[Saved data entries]
· · ·

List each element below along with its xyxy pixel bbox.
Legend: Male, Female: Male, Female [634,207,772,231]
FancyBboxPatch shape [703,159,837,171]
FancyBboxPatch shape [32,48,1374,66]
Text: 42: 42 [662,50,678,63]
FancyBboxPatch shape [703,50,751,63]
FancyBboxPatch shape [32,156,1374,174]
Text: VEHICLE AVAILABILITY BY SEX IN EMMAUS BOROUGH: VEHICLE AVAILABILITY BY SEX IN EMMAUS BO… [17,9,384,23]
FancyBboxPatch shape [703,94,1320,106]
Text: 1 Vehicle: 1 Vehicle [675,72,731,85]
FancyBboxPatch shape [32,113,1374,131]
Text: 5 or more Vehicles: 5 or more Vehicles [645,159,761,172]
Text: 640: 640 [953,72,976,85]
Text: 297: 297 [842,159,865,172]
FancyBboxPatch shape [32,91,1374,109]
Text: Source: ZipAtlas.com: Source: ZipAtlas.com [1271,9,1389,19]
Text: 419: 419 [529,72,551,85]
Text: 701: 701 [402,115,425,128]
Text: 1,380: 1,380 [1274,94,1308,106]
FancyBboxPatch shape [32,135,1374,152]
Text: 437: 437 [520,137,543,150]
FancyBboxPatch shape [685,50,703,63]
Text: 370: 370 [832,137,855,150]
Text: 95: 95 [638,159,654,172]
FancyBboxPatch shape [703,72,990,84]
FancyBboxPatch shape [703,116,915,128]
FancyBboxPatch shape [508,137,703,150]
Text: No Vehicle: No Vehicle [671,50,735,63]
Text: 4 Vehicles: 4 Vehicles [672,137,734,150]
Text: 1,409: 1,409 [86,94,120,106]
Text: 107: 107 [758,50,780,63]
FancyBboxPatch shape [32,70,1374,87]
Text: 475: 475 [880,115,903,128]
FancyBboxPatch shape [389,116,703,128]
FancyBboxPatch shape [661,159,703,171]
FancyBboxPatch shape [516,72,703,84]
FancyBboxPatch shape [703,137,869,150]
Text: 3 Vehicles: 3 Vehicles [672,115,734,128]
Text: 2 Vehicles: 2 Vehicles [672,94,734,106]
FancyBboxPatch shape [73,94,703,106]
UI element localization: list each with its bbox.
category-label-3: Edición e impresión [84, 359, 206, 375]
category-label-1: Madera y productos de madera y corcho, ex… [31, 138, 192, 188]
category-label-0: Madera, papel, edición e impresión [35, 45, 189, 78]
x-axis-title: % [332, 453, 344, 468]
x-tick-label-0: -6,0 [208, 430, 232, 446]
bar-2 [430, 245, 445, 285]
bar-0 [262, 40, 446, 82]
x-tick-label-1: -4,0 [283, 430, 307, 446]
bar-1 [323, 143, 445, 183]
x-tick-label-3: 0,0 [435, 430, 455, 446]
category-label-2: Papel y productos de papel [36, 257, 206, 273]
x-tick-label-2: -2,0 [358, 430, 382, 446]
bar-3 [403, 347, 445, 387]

· · ·

- _Work instructions_
Reproduce the records above word for word, from the very start down to and including the line that contains "FancyBboxPatch shape [32,156,1374,174]", and nothing beyond it.

- _The answer_
List each element below along with its xyxy pixel bbox.
Legend: Male, Female: Male, Female [634,207,772,231]
FancyBboxPatch shape [703,159,837,171]
FancyBboxPatch shape [32,48,1374,66]
Text: 42: 42 [662,50,678,63]
FancyBboxPatch shape [703,50,751,63]
FancyBboxPatch shape [32,156,1374,174]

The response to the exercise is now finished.